> _EXERCISE_
Copy the lines that follow, keeping every character the same.

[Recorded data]
§

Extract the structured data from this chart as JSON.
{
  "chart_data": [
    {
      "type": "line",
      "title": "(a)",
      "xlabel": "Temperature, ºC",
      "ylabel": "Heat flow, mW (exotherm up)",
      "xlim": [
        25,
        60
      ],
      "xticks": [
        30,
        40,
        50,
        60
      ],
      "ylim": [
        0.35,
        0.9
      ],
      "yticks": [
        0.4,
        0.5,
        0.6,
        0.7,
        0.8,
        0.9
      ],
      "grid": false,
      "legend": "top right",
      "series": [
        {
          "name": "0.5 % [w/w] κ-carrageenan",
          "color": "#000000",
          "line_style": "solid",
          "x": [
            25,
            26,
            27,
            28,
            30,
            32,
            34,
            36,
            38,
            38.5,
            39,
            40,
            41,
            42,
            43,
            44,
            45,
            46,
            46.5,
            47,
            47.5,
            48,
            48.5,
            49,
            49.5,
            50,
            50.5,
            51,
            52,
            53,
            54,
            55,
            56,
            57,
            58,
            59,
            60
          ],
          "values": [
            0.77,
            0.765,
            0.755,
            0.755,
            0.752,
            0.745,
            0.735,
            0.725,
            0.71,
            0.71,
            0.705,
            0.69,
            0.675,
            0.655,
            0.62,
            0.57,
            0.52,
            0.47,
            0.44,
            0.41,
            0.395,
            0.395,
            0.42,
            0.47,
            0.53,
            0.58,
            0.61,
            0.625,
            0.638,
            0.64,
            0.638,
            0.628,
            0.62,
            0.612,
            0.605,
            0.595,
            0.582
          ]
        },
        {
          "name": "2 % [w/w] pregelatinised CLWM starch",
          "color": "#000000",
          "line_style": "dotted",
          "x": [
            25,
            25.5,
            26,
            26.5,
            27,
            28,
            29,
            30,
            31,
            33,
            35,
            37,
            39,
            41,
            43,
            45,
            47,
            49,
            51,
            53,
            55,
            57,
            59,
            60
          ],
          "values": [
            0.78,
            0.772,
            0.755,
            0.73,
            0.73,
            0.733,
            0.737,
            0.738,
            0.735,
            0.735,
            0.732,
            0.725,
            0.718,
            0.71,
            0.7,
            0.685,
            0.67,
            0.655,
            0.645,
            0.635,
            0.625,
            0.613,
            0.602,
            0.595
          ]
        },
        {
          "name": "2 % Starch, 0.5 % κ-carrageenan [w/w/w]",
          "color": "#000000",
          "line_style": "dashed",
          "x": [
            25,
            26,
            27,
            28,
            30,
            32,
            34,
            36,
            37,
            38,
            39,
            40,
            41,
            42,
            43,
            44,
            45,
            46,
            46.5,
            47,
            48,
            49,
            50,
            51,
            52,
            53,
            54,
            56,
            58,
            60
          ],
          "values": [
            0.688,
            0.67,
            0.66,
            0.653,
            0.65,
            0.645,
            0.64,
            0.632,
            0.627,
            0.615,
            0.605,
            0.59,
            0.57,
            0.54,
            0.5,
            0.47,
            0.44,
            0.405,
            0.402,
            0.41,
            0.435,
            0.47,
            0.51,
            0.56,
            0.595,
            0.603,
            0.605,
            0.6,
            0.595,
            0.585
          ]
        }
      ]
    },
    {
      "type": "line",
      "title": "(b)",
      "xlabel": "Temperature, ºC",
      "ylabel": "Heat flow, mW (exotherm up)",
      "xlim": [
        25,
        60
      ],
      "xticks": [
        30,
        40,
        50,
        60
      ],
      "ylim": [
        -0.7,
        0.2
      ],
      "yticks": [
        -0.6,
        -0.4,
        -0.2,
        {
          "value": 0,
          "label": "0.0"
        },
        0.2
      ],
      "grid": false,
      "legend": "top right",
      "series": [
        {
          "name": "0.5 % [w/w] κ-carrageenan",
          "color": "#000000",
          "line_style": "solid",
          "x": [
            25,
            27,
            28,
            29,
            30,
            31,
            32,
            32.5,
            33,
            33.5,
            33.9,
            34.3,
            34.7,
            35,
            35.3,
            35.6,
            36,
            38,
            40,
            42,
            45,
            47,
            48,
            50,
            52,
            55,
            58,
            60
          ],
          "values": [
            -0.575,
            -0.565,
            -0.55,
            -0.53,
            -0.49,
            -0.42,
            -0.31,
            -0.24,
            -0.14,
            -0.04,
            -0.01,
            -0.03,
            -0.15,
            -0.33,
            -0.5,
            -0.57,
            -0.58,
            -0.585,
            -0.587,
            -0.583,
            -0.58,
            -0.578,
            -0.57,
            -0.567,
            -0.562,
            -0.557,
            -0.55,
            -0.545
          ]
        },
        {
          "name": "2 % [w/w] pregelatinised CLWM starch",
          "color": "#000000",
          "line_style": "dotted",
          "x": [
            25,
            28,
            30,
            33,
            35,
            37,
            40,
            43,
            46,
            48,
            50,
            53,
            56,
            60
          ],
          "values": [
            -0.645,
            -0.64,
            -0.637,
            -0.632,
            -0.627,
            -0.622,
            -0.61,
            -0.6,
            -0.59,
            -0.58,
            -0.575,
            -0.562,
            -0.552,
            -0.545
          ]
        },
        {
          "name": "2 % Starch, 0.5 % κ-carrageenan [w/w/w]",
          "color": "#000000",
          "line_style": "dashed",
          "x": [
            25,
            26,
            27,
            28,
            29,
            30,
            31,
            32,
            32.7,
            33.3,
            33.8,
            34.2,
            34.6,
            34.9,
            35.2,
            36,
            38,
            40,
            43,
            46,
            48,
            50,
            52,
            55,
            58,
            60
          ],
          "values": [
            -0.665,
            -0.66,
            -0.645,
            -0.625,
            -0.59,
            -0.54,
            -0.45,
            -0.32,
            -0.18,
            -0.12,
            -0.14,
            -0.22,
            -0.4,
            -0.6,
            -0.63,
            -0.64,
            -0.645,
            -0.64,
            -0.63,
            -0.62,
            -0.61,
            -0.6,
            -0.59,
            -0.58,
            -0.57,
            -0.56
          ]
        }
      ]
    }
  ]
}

§

> _RESPONSE_
Extract the structured data from this chart as JSON.
{
  "chart_data": [
    {
      "type": "line",
      "title": "(a)",
      "xlabel": "Temperature, ºC",
      "ylabel": "Heat flow, mW (exotherm up)",
      "xlim": [
        25,
        60
      ],
      "xticks": [
        30,
        40,
        50,
        60
      ],
      "ylim": [
        0.35,
        0.9
      ],
      "yticks": [
        0.4,
        0.5,
        0.6,
        0.7,
        0.8,
        0.9
      ],
      "grid": false,
      "legend": "top right",
      "series": [
        {
          "name": "0.5 % [w/w] κ-carrageenan",
          "color": "#000000",
          "line_style": "solid",
          "x": [
            25,
            26,
            27,
            28,
            30,
            32,
            34,
            36,
            38,
            38.5,
            39,
            40,
            41,
            42,
            43,
            44,
            45,
            46,
            46.5,
            47,
            47.5,
            48,
            48.5,
            49,
            49.5,
            50,
            50.5,
            51,
            52,
            53,
            54,
            55,
            56,
            57,
            58,
            59,
            60
          ],
          "values": [
            0.77,
            0.765,
            0.755,
            0.755,
            0.752,
            0.745,
            0.735,
            0.725,
            0.71,
            0.71,
            0.705,
            0.69,
            0.675,
            0.655,
            0.62,
            0.57,
            0.52,
            0.47,
            0.44,
            0.41,
            0.395,
            0.395,
            0.42,
            0.47,
            0.53,
            0.58,
            0.61,
            0.625,
            0.638,
            0.64,
            0.638,
            0.628,
            0.62,
            0.612,
            0.605,
            0.595,
            0.582
          ]
        },
        {
          "name": "2 % [w/w] pregelatinised CLWM starch",
          "color": "#000000",
          "line_style": "dotted",
          "x": [
            25,
            25.5,
            26,
            26.5,
            27,
            28,
            29,
            30,
            31,
            33,
            35,
            37,
            39,
            41,
            43,
            45,
            47,
            49,
            51,
            53,
            55,
            57,
            59,
            60
          ],
          "values": [
            0.78,
            0.772,
            0.755,
            0.73,
            0.73,
            0.733,
            0.737,
            0.738,
            0.735,
            0.735,
            0.732,
            0.725,
            0.718,
            0.71,
            0.7,
            0.685,
            0.67,
            0.655,
            0.645,
            0.635,
            0.625,
            0.613,
            0.602,
            0.595
          ]
        },
        {
          "name": "2 % Starch, 0.5 % κ-carrageenan [w/w/w]",
          "color": "#000000",
          "line_style": "dashed",
          "x": [
            25,
            26,
            27,
            28,
            30,
            32,
            34,
            36,
            37,
            38,
            39,
            40,
            41,
            42,
            43,
            44,
            45,
            46,
            46.5,
            47,
            48,
            49,
            50,
            51,
            52,
            53,
            54,
            56,
            58,
            60
          ],
          "values": [
            0.688,
            0.67,
            0.66,
            0.653,
            0.65,
            0.645,
            0.64,
            0.632,
            0.627,
            0.615,
            0.605,
            0.59,
            0.57,
            0.54,
            0.5,
            0.47,
            0.44,
            0.405,
            0.402,
            0.41,
            0.435,
            0.47,
            0.51,
            0.56,
            0.595,
            0.603,
            0.605,
            0.6,
            0.595,
            0.585
          ]
        }
      ]
    },
    {
      "type": "line",
      "title": "(b)",
      "xlabel": "Temperature, ºC",
      "ylabel": "Heat flow, mW (exotherm up)",
      "xlim": [
        25,
        60
      ],
      "xticks": [
        30,
        40,
        50,
        60
      ],
      "ylim": [
        -0.7,
        0.2
      ],
      "yticks": [
        -0.6,
        -0.4,
        -0.2,
        {
          "value": 0,
          "label": "0.0"
        },
        0.2
      ],
      "grid": false,
      "legend": "top right",
      "series": [
        {
          "name": "0.5 % [w/w] κ-carrageenan",
          "color": "#000000",
          "line_style": "solid",
          "x": [
            25,
            27,
            28,
            29,
            30,
            31,
            32,
            32.5,
            33,
            33.5,
            33.9,
            34.3,
            34.7,
            35,
            35.3,
            35.6,
            36,
            38,
            40,
            42,
            45,
            47,
            48,
            50,
            52,
            55,
            58,
            60
          ],
          "values": [
            -0.575,
            -0.565,
            -0.55,
            -0.53,
            -0.49,
            -0.42,
            -0.31,
            -0.24,
            -0.14,
            -0.04,
            -0.01,
            -0.03,
            -0.15,
            -0.33,
            -0.5,
            -0.57,
            -0.58,
            -0.585,
            -0.587,
            -0.583,
            -0.58,
            -0.578,
            -0.57,
            -0.567,
            -0.562,
            -0.557,
            -0.55,
            -0.545
          ]
        },
        {
          "name": "2 % [w/w] pregelatinised CLWM starch",
          "color": "#000000",
          "line_style": "dotted",
          "x": [
            25,
            28,
            30,
            33,
            35,
            37,
            40,
            43,
            46,
            48,
            50,
            53,
            56,
            60
          ],
          "values": [
            -0.645,
            -0.64,
            -0.637,
            -0.632,
            -0.627,
            -0.622,
            -0.61,
            -0.6,
            -0.59,
            -0.58,
            -0.575,
            -0.562,
            -0.552,
            -0.545
          ]
        },
        {
          "name": "2 % Starch, 0.5 % κ-carrageenan [w/w/w]",
          "color": "#000000",
          "line_style": "dashed",
          "x": [
            25,
            26,
            27,
            28,
            29,
            30,
            31,
            32,
            32.7,
            33.3,
            33.8,
            34.2,
            34.6,
            34.9,
            35.2,
            36,
            38,
            40,
            43,
            46,
            48,
            50,
            52,
            55,
            58,
            60
          ],
          "values": [
            -0.665,
            -0.66,
            -0.645,
            -0.625,
            -0.59,
            -0.54,
            -0.45,
            -0.32,
            -0.18,
            -0.12,
            -0.14,
            -0.22,
            -0.4,
            -0.6,
            -0.63,
            -0.64,
            -0.645,
            -0.64,
            -0.63,
            -0.62,
            -0.61,
            -0.6,
            -0.59,
            -0.58,
            -0.57,
            -0.56
          ]
        }
      ]
    }
  ]
}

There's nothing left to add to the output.